### What the task asks
From the listing below, extract every line in which the word "TAPE" appears.

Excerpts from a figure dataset
■ ■ ■ ■
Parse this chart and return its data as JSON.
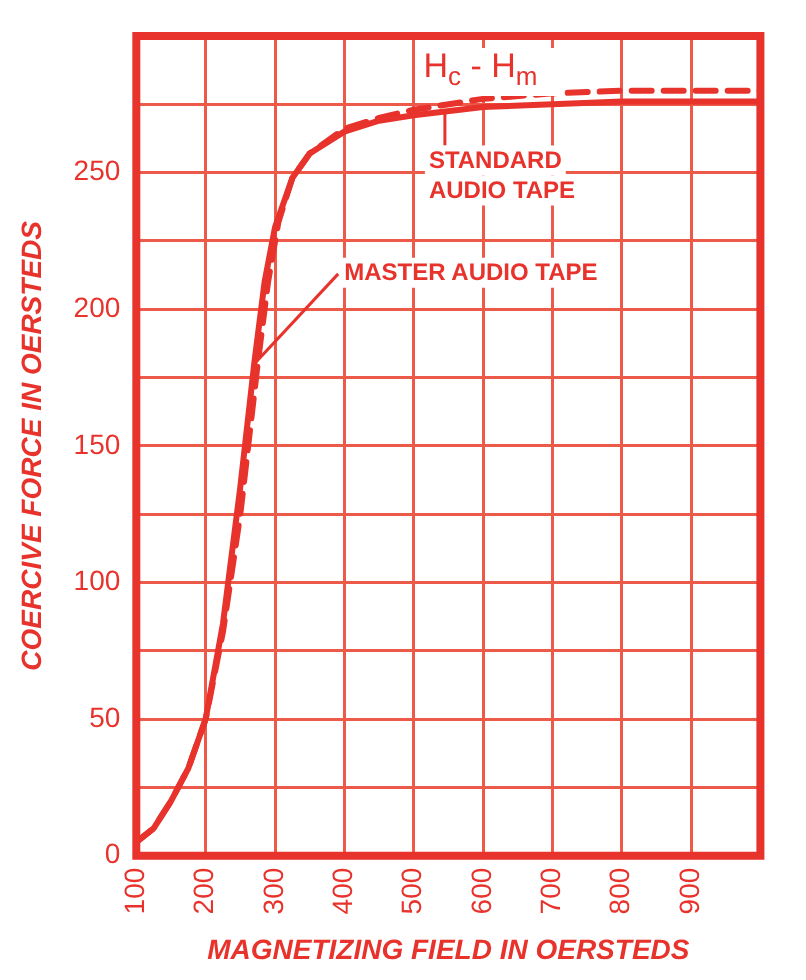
{
  "chart_data": {
    "type": "line",
    "title": "H$_{c}$ - H$_{m}$",
    "xlabel": "MAGNETIZING FIELD IN OERSTEDS",
    "ylabel": "COERCIVE FORCE IN OERSTEDS",
    "xlim": [
      100,
      1000
    ],
    "ylim": [
      0,
      300
    ],
    "xticks": [
      100,
      200,
      300,
      400,
      500,
      600,
      700,
      800,
      900,
      {
        "value": 1000,
        "label": null
      }
    ],
    "yticks": [
      0,
      {
        "value": 25,
        "label": null
      },
      50,
      {
        "value": 75,
        "label": null
      },
      100,
      {
        "value": 125,
        "label": null
      },
      150,
      {
        "value": 175,
        "label": null
      },
      200,
      {
        "value": 225,
        "label": null
      },
      250,
      {
        "value": 275,
        "label": null
      },
      {
        "value": 300,
        "label": null
      }
    ],
    "grid": true,
    "legend": false,
    "marker": "none",
    "series": [
      {
        "color": "#e8322c",
        "line_style": "solid",
        "x": [
          100,
          125,
          150,
          175,
          200,
          225,
          250,
          270,
          285,
          300,
          325,
          350,
          400,
          450,
          500,
          600,
          700,
          800,
          900,
          1000
        ],
        "values": [
          5,
          10,
          20,
          32,
          50,
          85,
          135,
          180,
          210,
          230,
          248,
          257,
          265,
          269,
          271,
          274,
          275,
          276,
          276,
          276
        ]
      },
      {
        "color": "#e8322c",
        "line_style": "dashed",
        "x": [
          100,
          125,
          150,
          175,
          200,
          225,
          250,
          275,
          290,
          305,
          325,
          350,
          400,
          450,
          500,
          600,
          700,
          800,
          900,
          1000
        ],
        "values": [
          5,
          10,
          20,
          32,
          50,
          82,
          125,
          180,
          210,
          232,
          248,
          257,
          266,
          270,
          273,
          277,
          279,
          280,
          280,
          280
        ]
      }
    ],
    "annotations": [
      {
        "text": "STANDARD AUDIO TAPE",
        "x": 545,
        "y": 276
      },
      {
        "text": "MASTER AUDIO TAPE",
        "x": 270,
        "y": 180
      }
    ]
  }
}
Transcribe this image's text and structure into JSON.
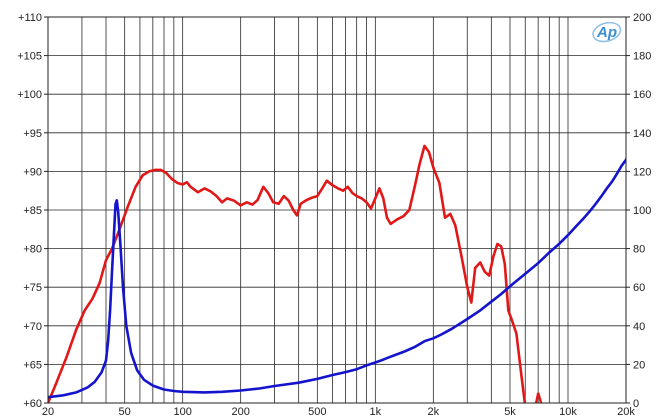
{
  "chart_data": {
    "type": "line",
    "title": "",
    "xlabel": "",
    "ylabel": "",
    "y2label": "",
    "x_scale": "log",
    "xlim": [
      20,
      20000
    ],
    "ylim": [
      60,
      110
    ],
    "y2lim": [
      0,
      200
    ],
    "grid": true,
    "legend": "none",
    "x_ticks": [
      {
        "value": 20,
        "label": "20"
      },
      {
        "value": 50,
        "label": "50"
      },
      {
        "value": 100,
        "label": "100"
      },
      {
        "value": 200,
        "label": "200"
      },
      {
        "value": 500,
        "label": "500"
      },
      {
        "value": 1000,
        "label": "1k"
      },
      {
        "value": 2000,
        "label": "2k"
      },
      {
        "value": 5000,
        "label": "5k"
      },
      {
        "value": 10000,
        "label": "10k"
      },
      {
        "value": 20000,
        "label": "20k"
      }
    ],
    "y_ticks": [
      {
        "value": 60,
        "label": "+60"
      },
      {
        "value": 65,
        "label": "+65"
      },
      {
        "value": 70,
        "label": "+70"
      },
      {
        "value": 75,
        "label": "+75"
      },
      {
        "value": 80,
        "label": "+80"
      },
      {
        "value": 85,
        "label": "+85"
      },
      {
        "value": 90,
        "label": "+90"
      },
      {
        "value": 95,
        "label": "+95"
      },
      {
        "value": 100,
        "label": "+100"
      },
      {
        "value": 105,
        "label": "+105"
      },
      {
        "value": 110,
        "label": "+110"
      }
    ],
    "y2_ticks": [
      {
        "value": 0,
        "label": "0"
      },
      {
        "value": 20,
        "label": "20"
      },
      {
        "value": 40,
        "label": "40"
      },
      {
        "value": 60,
        "label": "60"
      },
      {
        "value": 80,
        "label": "80"
      },
      {
        "value": 100,
        "label": "100"
      },
      {
        "value": 120,
        "label": "120"
      },
      {
        "value": 140,
        "label": "140"
      },
      {
        "value": 160,
        "label": "160"
      },
      {
        "value": 180,
        "label": "180"
      },
      {
        "value": 200,
        "label": "200"
      }
    ],
    "series": [
      {
        "axis": "left",
        "color": "#e01818",
        "points": [
          [
            20,
            60.0
          ],
          [
            22,
            62.5
          ],
          [
            25,
            66.0
          ],
          [
            28,
            69.5
          ],
          [
            31,
            72.0
          ],
          [
            34,
            73.5
          ],
          [
            37,
            75.5
          ],
          [
            40,
            78.5
          ],
          [
            43,
            80.0
          ],
          [
            47,
            82.5
          ],
          [
            52,
            85.5
          ],
          [
            57,
            88.0
          ],
          [
            62,
            89.5
          ],
          [
            67,
            90.0
          ],
          [
            72,
            90.2
          ],
          [
            77,
            90.2
          ],
          [
            82,
            89.8
          ],
          [
            88,
            89.0
          ],
          [
            94,
            88.5
          ],
          [
            100,
            88.3
          ],
          [
            105,
            88.6
          ],
          [
            110,
            88.0
          ],
          [
            120,
            87.3
          ],
          [
            130,
            87.8
          ],
          [
            140,
            87.4
          ],
          [
            150,
            86.8
          ],
          [
            160,
            86.0
          ],
          [
            170,
            86.5
          ],
          [
            185,
            86.2
          ],
          [
            200,
            85.6
          ],
          [
            215,
            86.0
          ],
          [
            230,
            85.7
          ],
          [
            245,
            86.3
          ],
          [
            262,
            88.0
          ],
          [
            278,
            87.2
          ],
          [
            295,
            86.0
          ],
          [
            315,
            85.8
          ],
          [
            335,
            86.8
          ],
          [
            355,
            86.2
          ],
          [
            375,
            85.0
          ],
          [
            392,
            84.3
          ],
          [
            410,
            85.8
          ],
          [
            440,
            86.3
          ],
          [
            470,
            86.6
          ],
          [
            500,
            86.8
          ],
          [
            530,
            87.8
          ],
          [
            560,
            88.8
          ],
          [
            600,
            88.2
          ],
          [
            640,
            87.8
          ],
          [
            680,
            87.5
          ],
          [
            720,
            88.0
          ],
          [
            760,
            87.2
          ],
          [
            800,
            86.8
          ],
          [
            850,
            86.5
          ],
          [
            900,
            86.0
          ],
          [
            950,
            85.2
          ],
          [
            1000,
            86.5
          ],
          [
            1050,
            87.8
          ],
          [
            1100,
            86.5
          ],
          [
            1150,
            84.0
          ],
          [
            1200,
            83.2
          ],
          [
            1300,
            83.8
          ],
          [
            1400,
            84.2
          ],
          [
            1500,
            85.0
          ],
          [
            1600,
            88.0
          ],
          [
            1700,
            91.0
          ],
          [
            1800,
            93.3
          ],
          [
            1900,
            92.5
          ],
          [
            2000,
            90.5
          ],
          [
            2150,
            88.5
          ],
          [
            2300,
            84.0
          ],
          [
            2450,
            84.5
          ],
          [
            2600,
            83.0
          ],
          [
            2800,
            79.0
          ],
          [
            3000,
            75.0
          ],
          [
            3150,
            73.0
          ],
          [
            3300,
            77.5
          ],
          [
            3500,
            78.2
          ],
          [
            3700,
            77.0
          ],
          [
            3900,
            76.5
          ],
          [
            4100,
            79.0
          ],
          [
            4300,
            80.6
          ],
          [
            4500,
            80.3
          ],
          [
            4700,
            78.0
          ],
          [
            4900,
            72.0
          ],
          [
            5150,
            70.5
          ],
          [
            5400,
            69.0
          ],
          [
            5700,
            64.0
          ],
          [
            6000,
            59.5
          ]
        ]
      },
      {
        "axis": "right",
        "color": "#1414cc",
        "points": [
          [
            20,
            3.0
          ],
          [
            24,
            4.0
          ],
          [
            28,
            5.5
          ],
          [
            32,
            8.0
          ],
          [
            35,
            11.0
          ],
          [
            38,
            16.0
          ],
          [
            40,
            22.0
          ],
          [
            41,
            32.0
          ],
          [
            42,
            48.0
          ],
          [
            43,
            68.0
          ],
          [
            44,
            88.0
          ],
          [
            44.8,
            103.0
          ],
          [
            45.5,
            105.0
          ],
          [
            46.3,
            99.0
          ],
          [
            47.5,
            82.0
          ],
          [
            49,
            60.0
          ],
          [
            51,
            40.0
          ],
          [
            54,
            26.0
          ],
          [
            58,
            17.0
          ],
          [
            63,
            12.0
          ],
          [
            70,
            9.0
          ],
          [
            80,
            7.0
          ],
          [
            90,
            6.2
          ],
          [
            100,
            5.8
          ],
          [
            130,
            5.5
          ],
          [
            160,
            5.8
          ],
          [
            200,
            6.5
          ],
          [
            250,
            7.5
          ],
          [
            300,
            8.8
          ],
          [
            400,
            10.5
          ],
          [
            500,
            12.5
          ],
          [
            600,
            14.5
          ],
          [
            700,
            16.0
          ],
          [
            800,
            17.5
          ],
          [
            900,
            19.5
          ],
          [
            1000,
            21.0
          ],
          [
            1100,
            22.5
          ],
          [
            1200,
            24.0
          ],
          [
            1400,
            26.5
          ],
          [
            1600,
            29.0
          ],
          [
            1800,
            32.0
          ],
          [
            2000,
            33.5
          ],
          [
            2200,
            35.5
          ],
          [
            2500,
            38.5
          ],
          [
            3000,
            43.5
          ],
          [
            3500,
            48.0
          ],
          [
            4000,
            52.5
          ],
          [
            4500,
            56.5
          ],
          [
            5000,
            60.5
          ],
          [
            6000,
            67.0
          ],
          [
            7000,
            72.5
          ],
          [
            8000,
            78.0
          ],
          [
            9000,
            82.5
          ],
          [
            10000,
            87.0
          ],
          [
            11000,
            91.5
          ],
          [
            12000,
            95.5
          ],
          [
            13000,
            99.5
          ],
          [
            14000,
            103.5
          ],
          [
            15000,
            107.5
          ],
          [
            16000,
            111.5
          ],
          [
            17000,
            115.0
          ],
          [
            18000,
            119.0
          ],
          [
            19000,
            123.0
          ],
          [
            20000,
            126.0
          ],
          [
            21000,
            131.0
          ],
          [
            22000,
            136.0
          ],
          [
            23000,
            141.0
          ]
        ]
      }
    ]
  },
  "logo": {
    "text": "Ap",
    "color": "#3d8fd0"
  }
}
■ ■ ■ ■
### The solution
        "text": "STANDARD AUDIO TAPE",
        "text": "MASTER AUDIO TAPE",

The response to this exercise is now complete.